### Work order 1:
Echo the part of the Assembly Code filtering text starting at "What this filter" and ending at "data, not category.".
### Work order 2:
In the Assembly Code filtering text, what were filters mainly based on before this filter?
### Work order 3:
Go on with the Assembly Code filtering text from the point where it stops.

### Text section:
=-=-=-=-=

Filtering by Assembly Code — data-driven selection
Until now, filters were mainly based on structure:
- Object type
- Category
- Family hierarchy
This filter introduces data-driven filtering using the Assembly Code.
(
/* AssemblyCode inclusion */
$assemblyCodes := ["32.31", "32.32"];
/* Filter FamilySymbols */
$familySymbols := $[
type = "FamilySymbol"
and values.assemblyCode in $assemblyCodes
].id;
/* Filter FamilyInstances */
$[
type = "FamilyInstance"
and parent.id in $familySymbols
].{
"id": id,
"type": type,
"name": name,
"parent": parent.id
}
)
What this filter does (plain language)
“Select all placed elements whose family type has an Assembly Code of
32.31or32.32.”
The rule scope is now defined by classification data, not category.
Step 1 — define allowed Assembly Codes
$assemblyCodes := ["32.31", "32.32"];
This list defines:
- Which Assembly Codes are in scope
- The classification boundary of the rule
Best practices:
- Treat Assembly Codes as strings
- Match the exact formatting used in Revit
- Keep this list explicit and readable
Step 2 — filter FamilySymbols by Assembly Code
$familySymbols := $[
type = "FamilySymbol"

=-=-=-=-=

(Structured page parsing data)
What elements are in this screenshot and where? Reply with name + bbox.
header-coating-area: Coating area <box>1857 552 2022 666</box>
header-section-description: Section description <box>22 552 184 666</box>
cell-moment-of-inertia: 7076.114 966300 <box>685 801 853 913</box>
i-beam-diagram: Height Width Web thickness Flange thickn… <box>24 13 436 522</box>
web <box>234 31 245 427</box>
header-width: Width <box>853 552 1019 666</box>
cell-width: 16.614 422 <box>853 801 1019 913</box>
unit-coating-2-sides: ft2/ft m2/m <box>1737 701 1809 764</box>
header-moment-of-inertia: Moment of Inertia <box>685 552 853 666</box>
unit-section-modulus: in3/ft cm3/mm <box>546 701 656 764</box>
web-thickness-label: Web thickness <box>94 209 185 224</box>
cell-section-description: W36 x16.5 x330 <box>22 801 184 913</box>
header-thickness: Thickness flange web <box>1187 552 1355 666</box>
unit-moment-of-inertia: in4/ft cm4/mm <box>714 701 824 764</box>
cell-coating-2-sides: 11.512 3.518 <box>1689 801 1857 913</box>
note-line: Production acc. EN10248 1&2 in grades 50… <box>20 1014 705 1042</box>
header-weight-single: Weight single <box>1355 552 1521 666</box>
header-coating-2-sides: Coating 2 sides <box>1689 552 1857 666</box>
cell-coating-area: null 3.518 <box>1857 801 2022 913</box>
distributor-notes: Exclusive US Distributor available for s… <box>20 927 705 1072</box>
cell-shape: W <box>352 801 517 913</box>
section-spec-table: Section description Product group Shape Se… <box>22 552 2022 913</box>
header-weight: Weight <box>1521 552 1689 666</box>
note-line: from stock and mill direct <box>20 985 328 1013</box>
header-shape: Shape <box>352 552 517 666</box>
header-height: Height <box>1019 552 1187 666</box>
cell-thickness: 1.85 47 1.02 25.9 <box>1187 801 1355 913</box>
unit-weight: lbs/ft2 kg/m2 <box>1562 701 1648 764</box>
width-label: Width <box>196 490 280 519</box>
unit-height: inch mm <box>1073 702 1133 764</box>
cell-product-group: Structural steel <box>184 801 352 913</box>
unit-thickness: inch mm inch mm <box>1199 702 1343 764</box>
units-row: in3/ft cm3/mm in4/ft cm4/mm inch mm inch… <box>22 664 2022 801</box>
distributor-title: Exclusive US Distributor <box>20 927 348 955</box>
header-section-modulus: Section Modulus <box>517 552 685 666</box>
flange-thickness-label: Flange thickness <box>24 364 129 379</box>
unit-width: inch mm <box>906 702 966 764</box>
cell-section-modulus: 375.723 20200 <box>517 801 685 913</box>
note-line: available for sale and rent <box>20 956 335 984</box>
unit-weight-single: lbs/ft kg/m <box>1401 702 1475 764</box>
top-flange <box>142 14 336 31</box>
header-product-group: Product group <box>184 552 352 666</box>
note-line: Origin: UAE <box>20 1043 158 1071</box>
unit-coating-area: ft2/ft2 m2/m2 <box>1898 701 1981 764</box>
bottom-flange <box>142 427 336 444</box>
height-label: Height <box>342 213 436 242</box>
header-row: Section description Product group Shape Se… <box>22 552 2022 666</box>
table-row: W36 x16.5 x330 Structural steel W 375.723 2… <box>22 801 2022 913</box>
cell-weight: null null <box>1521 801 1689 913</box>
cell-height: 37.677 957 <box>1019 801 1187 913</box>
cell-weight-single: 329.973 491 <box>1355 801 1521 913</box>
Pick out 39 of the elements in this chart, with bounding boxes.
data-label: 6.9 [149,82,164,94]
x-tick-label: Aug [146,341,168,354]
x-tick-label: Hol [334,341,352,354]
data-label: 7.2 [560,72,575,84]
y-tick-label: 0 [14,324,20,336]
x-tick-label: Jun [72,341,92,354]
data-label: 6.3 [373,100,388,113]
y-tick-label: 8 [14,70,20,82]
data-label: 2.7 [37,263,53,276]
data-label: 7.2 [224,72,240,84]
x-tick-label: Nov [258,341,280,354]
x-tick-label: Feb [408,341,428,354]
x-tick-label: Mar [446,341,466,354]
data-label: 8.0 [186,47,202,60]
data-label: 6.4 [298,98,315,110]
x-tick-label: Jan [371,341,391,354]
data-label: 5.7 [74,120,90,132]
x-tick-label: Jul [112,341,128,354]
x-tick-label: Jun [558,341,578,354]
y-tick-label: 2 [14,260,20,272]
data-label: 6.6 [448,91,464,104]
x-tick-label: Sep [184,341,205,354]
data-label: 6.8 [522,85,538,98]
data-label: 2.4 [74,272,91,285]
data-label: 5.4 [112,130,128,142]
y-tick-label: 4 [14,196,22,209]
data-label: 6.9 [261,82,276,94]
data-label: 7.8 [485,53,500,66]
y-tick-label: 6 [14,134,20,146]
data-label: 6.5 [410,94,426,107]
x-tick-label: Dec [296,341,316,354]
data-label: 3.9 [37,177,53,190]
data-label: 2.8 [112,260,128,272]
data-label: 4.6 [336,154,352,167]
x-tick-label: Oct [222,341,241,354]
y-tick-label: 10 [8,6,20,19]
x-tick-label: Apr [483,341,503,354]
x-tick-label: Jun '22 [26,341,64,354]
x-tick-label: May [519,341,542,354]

=-=-=-=-=

### Expected output 1:
What this filter does (plain language)
“Select all placed elements whose family type has an Assembly Code of
32.31or32.32.”
The rule scope is now defined by classification data, not category.

### Expected output 2:
Structure: object type, category, and family hierarchy.

### Expected output 3:
and values.assemblyCode in $assemblyCodes
].id;
Key points:
- Assembly Code is a type property
- Therefore, filtering happens on
FamilySymbol - Missing or incorrect values are not fixed here
- They are either included or excluded based on presence
This step answers:
“Which family types belong to these Assembly Codes?”
Step 3 — select instances of those types
$[
type = "FamilyInstance"
and parent.id in $familySymbols
]
This links:
- Instance → Symbol
- Symbol → Assembly Code
The result is a clean list of placed elements with the required classification.
Why this pattern matters
Assembly Code–based filtering is used for:
- Scope definition per discipline
- QTO rules
- IFC mapping checks
- Downstream BIM uses
Doing this at the type level ensures:
- No duplicate instance logic
- No silent assumptions
- Correct ownership of classification data
Common mistakes to avoid
Filtering Assembly Code on instances
values.assemblyCode
❌ Wrong — this lives on the type.
Excluding missing Assembly Codes in the filter
values.assemblyCode != null
❌ This hides the problem instead of reporting it.
Missing values should be handled in validation, not filtering.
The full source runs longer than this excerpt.